Below are some records. Pull every line that contains the word "object".

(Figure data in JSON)

** BEGIN **

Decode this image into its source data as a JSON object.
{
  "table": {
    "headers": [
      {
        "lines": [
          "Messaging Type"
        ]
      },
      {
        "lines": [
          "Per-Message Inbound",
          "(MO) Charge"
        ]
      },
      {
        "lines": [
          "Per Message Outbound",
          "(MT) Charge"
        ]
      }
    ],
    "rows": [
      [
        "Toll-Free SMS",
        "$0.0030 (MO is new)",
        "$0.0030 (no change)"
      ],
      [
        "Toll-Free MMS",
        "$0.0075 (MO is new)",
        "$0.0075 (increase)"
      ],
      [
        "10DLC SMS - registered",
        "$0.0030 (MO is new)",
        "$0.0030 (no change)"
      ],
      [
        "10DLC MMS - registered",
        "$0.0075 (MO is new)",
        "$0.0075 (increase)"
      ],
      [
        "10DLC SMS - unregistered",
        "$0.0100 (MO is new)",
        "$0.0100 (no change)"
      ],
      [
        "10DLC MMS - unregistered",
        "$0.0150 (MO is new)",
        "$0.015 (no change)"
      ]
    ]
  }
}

** END **
** BEGIN **

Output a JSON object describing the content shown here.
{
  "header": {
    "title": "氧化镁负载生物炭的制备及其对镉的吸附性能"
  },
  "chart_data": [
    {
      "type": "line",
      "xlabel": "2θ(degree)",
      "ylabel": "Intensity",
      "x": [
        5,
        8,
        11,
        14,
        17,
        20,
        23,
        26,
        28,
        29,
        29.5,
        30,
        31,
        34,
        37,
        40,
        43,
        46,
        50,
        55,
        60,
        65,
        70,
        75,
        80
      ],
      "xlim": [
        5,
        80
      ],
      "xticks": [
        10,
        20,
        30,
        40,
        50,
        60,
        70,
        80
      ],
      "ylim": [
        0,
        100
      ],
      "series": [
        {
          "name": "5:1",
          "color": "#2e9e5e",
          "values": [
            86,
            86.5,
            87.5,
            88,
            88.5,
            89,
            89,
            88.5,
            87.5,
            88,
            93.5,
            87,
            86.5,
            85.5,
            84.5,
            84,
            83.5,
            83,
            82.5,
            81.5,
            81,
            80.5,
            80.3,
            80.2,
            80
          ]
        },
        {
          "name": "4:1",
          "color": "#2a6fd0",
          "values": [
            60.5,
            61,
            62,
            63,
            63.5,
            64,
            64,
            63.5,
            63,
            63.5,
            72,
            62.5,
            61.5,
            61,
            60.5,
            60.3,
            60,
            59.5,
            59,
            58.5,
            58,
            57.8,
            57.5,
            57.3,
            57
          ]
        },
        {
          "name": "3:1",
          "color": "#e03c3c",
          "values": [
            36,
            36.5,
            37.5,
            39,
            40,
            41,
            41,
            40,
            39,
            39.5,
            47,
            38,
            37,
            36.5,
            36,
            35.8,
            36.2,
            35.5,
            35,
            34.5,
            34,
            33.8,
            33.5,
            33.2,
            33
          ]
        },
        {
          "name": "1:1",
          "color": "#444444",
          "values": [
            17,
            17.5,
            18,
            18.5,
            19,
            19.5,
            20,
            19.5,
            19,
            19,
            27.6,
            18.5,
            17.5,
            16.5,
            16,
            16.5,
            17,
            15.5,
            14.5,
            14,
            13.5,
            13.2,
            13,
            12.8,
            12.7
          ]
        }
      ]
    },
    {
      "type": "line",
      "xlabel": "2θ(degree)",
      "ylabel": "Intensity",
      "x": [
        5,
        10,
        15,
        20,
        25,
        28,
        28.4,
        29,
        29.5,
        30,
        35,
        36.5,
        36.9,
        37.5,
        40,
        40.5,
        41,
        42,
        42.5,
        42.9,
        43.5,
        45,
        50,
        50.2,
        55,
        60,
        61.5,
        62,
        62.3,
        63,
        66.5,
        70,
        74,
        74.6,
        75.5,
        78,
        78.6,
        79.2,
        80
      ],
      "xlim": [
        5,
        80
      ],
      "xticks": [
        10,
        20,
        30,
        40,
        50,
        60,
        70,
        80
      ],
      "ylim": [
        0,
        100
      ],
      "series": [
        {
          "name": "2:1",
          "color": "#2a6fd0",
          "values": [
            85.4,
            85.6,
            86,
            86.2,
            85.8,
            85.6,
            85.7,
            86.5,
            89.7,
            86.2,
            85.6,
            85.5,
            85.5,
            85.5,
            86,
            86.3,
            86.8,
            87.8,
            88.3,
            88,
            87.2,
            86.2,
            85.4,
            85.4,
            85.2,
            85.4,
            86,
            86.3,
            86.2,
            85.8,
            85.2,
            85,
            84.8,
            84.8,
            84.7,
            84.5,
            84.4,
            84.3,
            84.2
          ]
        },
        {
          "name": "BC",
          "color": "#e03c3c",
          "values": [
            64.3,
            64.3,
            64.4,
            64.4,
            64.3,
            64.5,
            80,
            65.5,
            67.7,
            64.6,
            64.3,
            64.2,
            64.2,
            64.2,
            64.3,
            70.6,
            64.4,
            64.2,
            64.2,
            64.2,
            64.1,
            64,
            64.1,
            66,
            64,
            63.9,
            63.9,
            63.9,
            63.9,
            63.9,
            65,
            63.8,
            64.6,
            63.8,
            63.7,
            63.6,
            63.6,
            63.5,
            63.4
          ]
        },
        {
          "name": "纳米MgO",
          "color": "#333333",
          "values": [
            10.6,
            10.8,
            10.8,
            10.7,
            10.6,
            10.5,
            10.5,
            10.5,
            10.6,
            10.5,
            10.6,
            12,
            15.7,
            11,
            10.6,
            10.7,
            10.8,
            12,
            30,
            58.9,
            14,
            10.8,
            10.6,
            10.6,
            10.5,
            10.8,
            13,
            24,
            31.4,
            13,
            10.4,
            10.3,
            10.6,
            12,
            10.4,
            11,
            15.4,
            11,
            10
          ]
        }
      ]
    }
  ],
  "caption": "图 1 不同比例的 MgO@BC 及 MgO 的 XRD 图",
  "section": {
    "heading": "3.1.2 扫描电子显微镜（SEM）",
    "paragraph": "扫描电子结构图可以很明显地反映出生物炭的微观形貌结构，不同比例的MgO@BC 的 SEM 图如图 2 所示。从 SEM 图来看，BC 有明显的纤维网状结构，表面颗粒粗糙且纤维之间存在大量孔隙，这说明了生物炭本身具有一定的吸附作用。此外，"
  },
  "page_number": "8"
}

** END **

**Answer below:**
Decode this image into its source data as a JSON object.
Output a JSON object describing the content shown here.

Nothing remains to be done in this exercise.